What to do » Type out every line below exactly as it reads.

Entries shown »
* * * * * * *
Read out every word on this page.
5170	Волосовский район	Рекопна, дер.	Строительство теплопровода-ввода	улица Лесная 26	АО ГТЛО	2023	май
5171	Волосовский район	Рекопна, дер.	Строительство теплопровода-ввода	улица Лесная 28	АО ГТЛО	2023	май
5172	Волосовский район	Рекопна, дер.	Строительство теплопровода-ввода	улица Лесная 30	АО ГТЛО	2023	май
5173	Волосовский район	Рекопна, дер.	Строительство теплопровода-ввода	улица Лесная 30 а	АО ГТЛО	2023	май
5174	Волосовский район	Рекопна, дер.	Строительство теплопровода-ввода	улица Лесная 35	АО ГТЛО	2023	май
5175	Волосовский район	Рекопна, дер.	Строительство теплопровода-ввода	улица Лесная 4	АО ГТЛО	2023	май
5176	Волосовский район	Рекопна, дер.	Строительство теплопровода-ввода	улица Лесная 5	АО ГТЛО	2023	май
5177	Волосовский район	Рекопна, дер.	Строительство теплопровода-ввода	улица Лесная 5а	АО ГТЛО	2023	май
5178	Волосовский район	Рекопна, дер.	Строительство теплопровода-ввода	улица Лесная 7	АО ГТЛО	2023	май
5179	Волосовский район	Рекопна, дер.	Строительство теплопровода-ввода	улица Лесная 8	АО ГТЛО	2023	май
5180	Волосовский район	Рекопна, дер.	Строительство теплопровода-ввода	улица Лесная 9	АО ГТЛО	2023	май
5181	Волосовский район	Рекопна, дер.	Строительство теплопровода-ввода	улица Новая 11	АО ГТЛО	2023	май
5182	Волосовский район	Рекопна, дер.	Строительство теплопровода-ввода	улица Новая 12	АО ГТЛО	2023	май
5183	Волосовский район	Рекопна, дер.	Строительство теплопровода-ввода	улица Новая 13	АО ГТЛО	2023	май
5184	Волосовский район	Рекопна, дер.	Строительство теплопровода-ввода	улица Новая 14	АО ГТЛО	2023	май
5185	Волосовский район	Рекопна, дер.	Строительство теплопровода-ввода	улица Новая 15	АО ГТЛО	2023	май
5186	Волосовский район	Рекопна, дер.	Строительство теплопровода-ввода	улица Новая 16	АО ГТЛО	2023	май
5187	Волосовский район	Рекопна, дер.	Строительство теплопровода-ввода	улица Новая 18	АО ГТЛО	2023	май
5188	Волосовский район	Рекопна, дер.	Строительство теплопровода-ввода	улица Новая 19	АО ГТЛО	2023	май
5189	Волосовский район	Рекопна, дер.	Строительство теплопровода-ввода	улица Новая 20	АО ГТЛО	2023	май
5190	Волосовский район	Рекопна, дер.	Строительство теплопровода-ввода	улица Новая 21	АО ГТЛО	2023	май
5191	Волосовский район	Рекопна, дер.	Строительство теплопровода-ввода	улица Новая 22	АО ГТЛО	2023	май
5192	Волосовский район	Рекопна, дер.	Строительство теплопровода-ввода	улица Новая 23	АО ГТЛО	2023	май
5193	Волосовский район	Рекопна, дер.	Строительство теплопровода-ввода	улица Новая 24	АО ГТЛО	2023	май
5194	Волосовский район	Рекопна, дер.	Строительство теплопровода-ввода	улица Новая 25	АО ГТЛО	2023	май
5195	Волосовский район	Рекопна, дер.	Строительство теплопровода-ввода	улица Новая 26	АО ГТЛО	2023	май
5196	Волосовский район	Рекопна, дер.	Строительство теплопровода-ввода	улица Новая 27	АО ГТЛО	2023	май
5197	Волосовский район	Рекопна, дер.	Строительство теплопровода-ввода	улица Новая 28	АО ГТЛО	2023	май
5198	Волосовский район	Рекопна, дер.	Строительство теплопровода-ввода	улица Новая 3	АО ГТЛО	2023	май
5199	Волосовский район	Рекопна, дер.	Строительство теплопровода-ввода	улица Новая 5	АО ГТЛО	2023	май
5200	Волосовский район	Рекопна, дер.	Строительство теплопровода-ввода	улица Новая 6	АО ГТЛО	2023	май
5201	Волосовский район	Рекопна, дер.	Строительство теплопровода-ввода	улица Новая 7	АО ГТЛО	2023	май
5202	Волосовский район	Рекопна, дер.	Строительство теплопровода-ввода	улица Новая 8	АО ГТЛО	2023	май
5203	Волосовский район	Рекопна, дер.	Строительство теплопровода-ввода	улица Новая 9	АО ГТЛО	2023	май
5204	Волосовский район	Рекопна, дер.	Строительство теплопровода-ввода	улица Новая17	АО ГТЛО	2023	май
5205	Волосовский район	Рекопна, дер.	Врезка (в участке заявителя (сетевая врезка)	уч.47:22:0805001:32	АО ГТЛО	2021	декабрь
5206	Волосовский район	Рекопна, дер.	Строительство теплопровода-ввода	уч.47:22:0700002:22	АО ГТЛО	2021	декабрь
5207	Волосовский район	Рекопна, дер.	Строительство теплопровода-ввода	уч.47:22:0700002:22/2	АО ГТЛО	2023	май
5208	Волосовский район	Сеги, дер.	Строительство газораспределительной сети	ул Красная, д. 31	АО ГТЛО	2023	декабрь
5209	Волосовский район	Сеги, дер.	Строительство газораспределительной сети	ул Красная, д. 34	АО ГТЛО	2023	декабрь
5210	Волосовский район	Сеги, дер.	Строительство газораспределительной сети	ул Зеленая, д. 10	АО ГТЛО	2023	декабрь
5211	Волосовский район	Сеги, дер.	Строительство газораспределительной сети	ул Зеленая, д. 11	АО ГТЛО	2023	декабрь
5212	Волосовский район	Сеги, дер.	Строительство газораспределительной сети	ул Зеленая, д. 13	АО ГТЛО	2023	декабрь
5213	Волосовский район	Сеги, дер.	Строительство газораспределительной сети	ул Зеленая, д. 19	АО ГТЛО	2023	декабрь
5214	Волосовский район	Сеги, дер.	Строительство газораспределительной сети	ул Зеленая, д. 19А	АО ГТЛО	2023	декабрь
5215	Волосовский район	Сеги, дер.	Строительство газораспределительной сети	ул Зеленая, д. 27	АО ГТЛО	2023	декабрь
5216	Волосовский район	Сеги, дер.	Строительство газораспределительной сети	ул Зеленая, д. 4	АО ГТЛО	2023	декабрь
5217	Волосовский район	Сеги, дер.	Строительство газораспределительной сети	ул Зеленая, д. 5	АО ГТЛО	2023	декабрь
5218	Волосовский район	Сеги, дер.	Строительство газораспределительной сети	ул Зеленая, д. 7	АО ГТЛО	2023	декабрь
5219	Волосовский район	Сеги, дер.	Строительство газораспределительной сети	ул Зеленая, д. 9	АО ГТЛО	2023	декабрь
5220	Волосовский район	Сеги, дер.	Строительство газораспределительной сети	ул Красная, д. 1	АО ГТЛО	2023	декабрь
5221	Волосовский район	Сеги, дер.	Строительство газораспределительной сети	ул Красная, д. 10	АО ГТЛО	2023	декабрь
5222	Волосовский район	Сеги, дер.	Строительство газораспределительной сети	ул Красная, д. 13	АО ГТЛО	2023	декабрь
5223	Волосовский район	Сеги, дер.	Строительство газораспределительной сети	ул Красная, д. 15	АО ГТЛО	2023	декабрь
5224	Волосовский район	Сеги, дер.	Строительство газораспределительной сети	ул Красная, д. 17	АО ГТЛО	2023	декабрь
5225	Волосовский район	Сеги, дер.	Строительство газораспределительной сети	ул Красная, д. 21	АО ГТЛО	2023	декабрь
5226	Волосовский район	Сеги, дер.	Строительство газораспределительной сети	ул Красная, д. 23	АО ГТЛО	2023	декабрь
* * * * * * *
Output of the exercise »
Read out every word on this page.
5170	Волосовский район	Рекопна, дер.	Строительство теплопровода-ввода	улица Лесная 26	АО ГТЛО	2023	май
5171	Волосовский район	Рекопна, дер.	Строительство теплопровода-ввода	улица Лесная 28	АО ГТЛО	2023	май
5172	Волосовский район	Рекопна, дер.	Строительство теплопровода-ввода	улица Лесная 30	АО ГТЛО	2023	май
5173	Волосовский район	Рекопна, дер.	Строительство теплопровода-ввода	улица Лесная 30 а	АО ГТЛО	2023	май
5174	Волосовский район	Рекопна, дер.	Строительство теплопровода-ввода	улица Лесная 35	АО ГТЛО	2023	май
5175	Волосовский район	Рекопна, дер.	Строительство теплопровода-ввода	улица Лесная 4	АО ГТЛО	2023	май
5176	Волосовский район	Рекопна, дер.	Строительство теплопровода-ввода	улица Лесная 5	АО ГТЛО	2023	май
5177	Волосовский район	Рекопна, дер.	Строительство теплопровода-ввода	улица Лесная 5а	АО ГТЛО	2023	май
5178	Волосовский район	Рекопна, дер.	Строительство теплопровода-ввода	улица Лесная 7	АО ГТЛО	2023	май
5179	Волосовский район	Рекопна, дер.	Строительство теплопровода-ввода	улица Лесная 8	АО ГТЛО	2023	май
5180	Волосовский район	Рекопна, дер.	Строительство теплопровода-ввода	улица Лесная 9	АО ГТЛО	2023	май
5181	Волосовский район	Рекопна, дер.	Строительство теплопровода-ввода	улица Новая 11	АО ГТЛО	2023	май
5182	Волосовский район	Рекопна, дер.	Строительство теплопровода-ввода	улица Новая 12	АО ГТЛО	2023	май
5183	Волосовский район	Рекопна, дер.	Строительство теплопровода-ввода	улица Новая 13	АО ГТЛО	2023	май
5184	Волосовский район	Рекопна, дер.	Строительство теплопровода-ввода	улица Новая 14	АО ГТЛО	2023	май
5185	Волосовский район	Рекопна, дер.	Строительство теплопровода-ввода	улица Новая 15	АО ГТЛО	2023	май
5186	Волосовский район	Рекопна, дер.	Строительство теплопровода-ввода	улица Новая 16	АО ГТЛО	2023	май
5187	Волосовский район	Рекопна, дер.	Строительство теплопровода-ввода	улица Новая 18	АО ГТЛО	2023	май
5188	Волосовский район	Рекопна, дер.	Строительство теплопровода-ввода	улица Новая 19	АО ГТЛО	2023	май
5189	Волосовский район	Рекопна, дер.	Строительство теплопровода-ввода	улица Новая 20	АО ГТЛО	2023	май
5190	Волосовский район	Рекопна, дер.	Строительство теплопровода-ввода	улица Новая 21	АО ГТЛО	2023	май
5191	Волосовский район	Рекопна, дер.	Строительство теплопровода-ввода	улица Новая 22	АО ГТЛО	2023	май
5192	Волосовский район	Рекопна, дер.	Строительство теплопровода-ввода	улица Новая 23	АО ГТЛО	2023	май
5193	Волосовский район	Рекопна, дер.	Строительство теплопровода-ввода	улица Новая 24	АО ГТЛО	2023	май
5194	Волосовский район	Рекопна, дер.	Строительство теплопровода-ввода	улица Новая 25	АО ГТЛО	2023	май
5195	Волосовский район	Рекопна, дер.	Строительство теплопровода-ввода	улица Новая 26	АО ГТЛО	2023	май
5196	Волосовский район	Рекопна, дер.	Строительство теплопровода-ввода	улица Новая 27	АО ГТЛО	2023	май
5197	Волосовский район	Рекопна, дер.	Строительство теплопровода-ввода	улица Новая 28	АО ГТЛО	2023	май
5198	Волосовский район	Рекопна, дер.	Строительство теплопровода-ввода	улица Новая 3	АО ГТЛО	2023	май
5199	Волосовский район	Рекопна, дер.	Строительство теплопровода-ввода	улица Новая 5	АО ГТЛО	2023	май
5200	Волосовский район	Рекопна, дер.	Строительство теплопровода-ввода	улица Новая 6	АО ГТЛО	2023	май
5201	Волосовский район	Рекопна, дер.	Строительство теплопровода-ввода	улица Новая 7	АО ГТЛО	2023	май
5202	Волосовский район	Рекопна, дер.	Строительство теплопровода-ввода	улица Новая 8	АО ГТЛО	2023	май
5203	Волосовский район	Рекопна, дер.	Строительство теплопровода-ввода	улица Новая 9	АО ГТЛО	2023	май
5204	Волосовский район	Рекопна, дер.	Строительство теплопровода-ввода	улица Новая17	АО ГТЛО	2023	май
5205	Волосовский район	Рекопна, дер.	Врезка (в участке заявителя (сетевая врезка)	уч.47:22:0805001:32	АО ГТЛО	2021	декабрь
5206	Волосовский район	Рекопна, дер.	Строительство теплопровода-ввода	уч.47:22:0700002:22	АО ГТЛО	2021	декабрь
5207	Волосовский район	Рекопна, дер.	Строительство теплопровода-ввода	уч.47:22:0700002:22/2	АО ГТЛО	2023	май
5208	Волосовский район	Сеги, дер.	Строительство газораспределительной сети	ул Красная, д. 31	АО ГТЛО	2023	декабрь
5209	Волосовский район	Сеги, дер.	Строительство газораспределительной сети	ул Красная, д. 34	АО ГТЛО	2023	декабрь
5210	Волосовский район	Сеги, дер.	Строительство газораспределительной сети	ул Зеленая, д. 10	АО ГТЛО	2023	декабрь
5211	Волосовский район	Сеги, дер.	Строительство газораспределительной сети	ул Зеленая, д. 11	АО ГТЛО	2023	декабрь
5212	Волосовский район	Сеги, дер.	Строительство газораспределительной сети	ул Зеленая, д. 13	АО ГТЛО	2023	декабрь
5213	Волосовский район	Сеги, дер.	Строительство газораспределительной сети	ул Зеленая, д. 19	АО ГТЛО	2023	декабрь
5214	Волосовский район	Сеги, дер.	Строительство газораспределительной сети	ул Зеленая, д. 19А	АО ГТЛО	2023	декабрь
5215	Волосовский район	Сеги, дер.	Строительство газораспределительной сети	ул Зеленая, д. 27	АО ГТЛО	2023	декабрь
5216	Волосовский район	Сеги, дер.	Строительство газораспределительной сети	ул Зеленая, д. 4	АО ГТЛО	2023	декабрь
5217	Волосовский район	Сеги, дер.	Строительство газораспределительной сети	ул Зеленая, д. 5	АО ГТЛО	2023	декабрь
5218	Волосовский район	Сеги, дер.	Строительство газораспределительной сети	ул Зеленая, д. 7	АО ГТЛО	2023	декабрь
5219	Волосовский район	Сеги, дер.	Строительство газораспределительной сети	ул Зеленая, д. 9	АО ГТЛО	2023	декабрь
5220	Волосовский район	Сеги, дер.	Строительство газораспределительной сети	ул Красная, д. 1	АО ГТЛО	2023	декабрь
5221	Волосовский район	Сеги, дер.	Строительство газораспределительной сети	ул Красная, д. 10	АО ГТЛО	2023	декабрь
5222	Волосовский район	Сеги, дер.	Строительство газораспределительной сети	ул Красная, д. 13	АО ГТЛО	2023	декабрь
5223	Волосовский район	Сеги, дер.	Строительство газораспределительной сети	ул Красная, д. 15	АО ГТЛО	2023	декабрь
5224	Волосовский район	Сеги, дер.	Строительство газораспределительной сети	ул Красная, д. 17	АО ГТЛО	2023	декабрь
5225	Волосовский район	Сеги, дер.	Строительство газораспределительной сети	ул Красная, д. 21	АО ГТЛО	2023	декабрь
5226	Волосовский район	Сеги, дер.	Строительство газораспределительной сети	ул Красная, д. 23	АО ГТЛО	2023	декабрь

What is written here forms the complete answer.